Dataset records:
----------
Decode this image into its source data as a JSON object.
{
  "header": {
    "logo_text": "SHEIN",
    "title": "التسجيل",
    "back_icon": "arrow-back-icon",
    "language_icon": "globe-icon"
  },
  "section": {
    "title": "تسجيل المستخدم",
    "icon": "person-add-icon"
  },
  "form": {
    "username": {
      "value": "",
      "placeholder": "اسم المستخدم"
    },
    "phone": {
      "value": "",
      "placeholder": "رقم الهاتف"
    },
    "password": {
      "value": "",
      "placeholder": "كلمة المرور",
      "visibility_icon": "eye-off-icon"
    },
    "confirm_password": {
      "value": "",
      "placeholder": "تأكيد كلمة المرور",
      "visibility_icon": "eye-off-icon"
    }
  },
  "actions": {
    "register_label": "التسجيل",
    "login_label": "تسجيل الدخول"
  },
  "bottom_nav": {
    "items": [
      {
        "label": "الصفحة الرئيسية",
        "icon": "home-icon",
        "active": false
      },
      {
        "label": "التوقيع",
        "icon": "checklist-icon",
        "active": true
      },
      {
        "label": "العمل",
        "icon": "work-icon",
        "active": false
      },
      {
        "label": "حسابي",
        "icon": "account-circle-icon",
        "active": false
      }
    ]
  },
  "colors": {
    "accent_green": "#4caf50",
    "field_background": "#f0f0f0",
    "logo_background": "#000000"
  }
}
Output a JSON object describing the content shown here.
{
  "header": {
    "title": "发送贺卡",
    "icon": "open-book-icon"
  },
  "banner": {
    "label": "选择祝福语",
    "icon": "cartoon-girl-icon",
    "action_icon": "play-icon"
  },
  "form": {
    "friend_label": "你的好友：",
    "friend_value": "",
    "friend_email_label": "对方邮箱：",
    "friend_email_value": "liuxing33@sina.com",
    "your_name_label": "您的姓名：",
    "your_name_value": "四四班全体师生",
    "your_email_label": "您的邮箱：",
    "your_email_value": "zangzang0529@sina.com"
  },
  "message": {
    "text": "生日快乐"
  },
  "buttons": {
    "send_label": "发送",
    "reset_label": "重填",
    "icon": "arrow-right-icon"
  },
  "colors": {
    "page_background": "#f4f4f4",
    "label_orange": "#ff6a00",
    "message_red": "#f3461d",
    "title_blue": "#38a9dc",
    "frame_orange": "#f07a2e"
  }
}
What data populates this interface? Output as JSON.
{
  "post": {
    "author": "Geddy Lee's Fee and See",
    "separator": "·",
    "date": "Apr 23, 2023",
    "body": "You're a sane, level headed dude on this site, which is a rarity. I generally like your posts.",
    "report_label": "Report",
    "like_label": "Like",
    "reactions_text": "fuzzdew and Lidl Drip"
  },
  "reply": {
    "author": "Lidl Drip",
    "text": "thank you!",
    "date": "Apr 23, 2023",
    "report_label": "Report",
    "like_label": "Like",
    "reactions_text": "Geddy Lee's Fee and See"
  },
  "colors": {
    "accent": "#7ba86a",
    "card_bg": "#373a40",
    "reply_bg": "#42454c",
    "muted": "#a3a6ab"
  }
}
----------
> [Task]
In the records above, locate the line that contains "What data populates". Repeat it and every line after it, exactly, and nothing else.

> [The output]
What data populates this interface? Output as JSON.
{
  "post": {
    "author": "Geddy Lee's Fee and See",
    "separator": "·",
    "date": "Apr 23, 2023",
    "body": "You're a sane, level headed dude on this site, which is a rarity. I generally like your posts.",
    "report_label": "Report",
    "like_label": "Like",
    "reactions_text": "fuzzdew and Lidl Drip"
  },
  "reply": {
    "author": "Lidl Drip",
    "text": "thank you!",
    "date": "Apr 23, 2023",
    "report_label": "Report",
    "like_label": "Like",
    "reactions_text": "Geddy Lee's Fee and See"
  },
  "colors": {
    "accent": "#7ba86a",
    "card_bg": "#373a40",
    "reply_bg": "#42454c",
    "muted": "#a3a6ab"
  }
}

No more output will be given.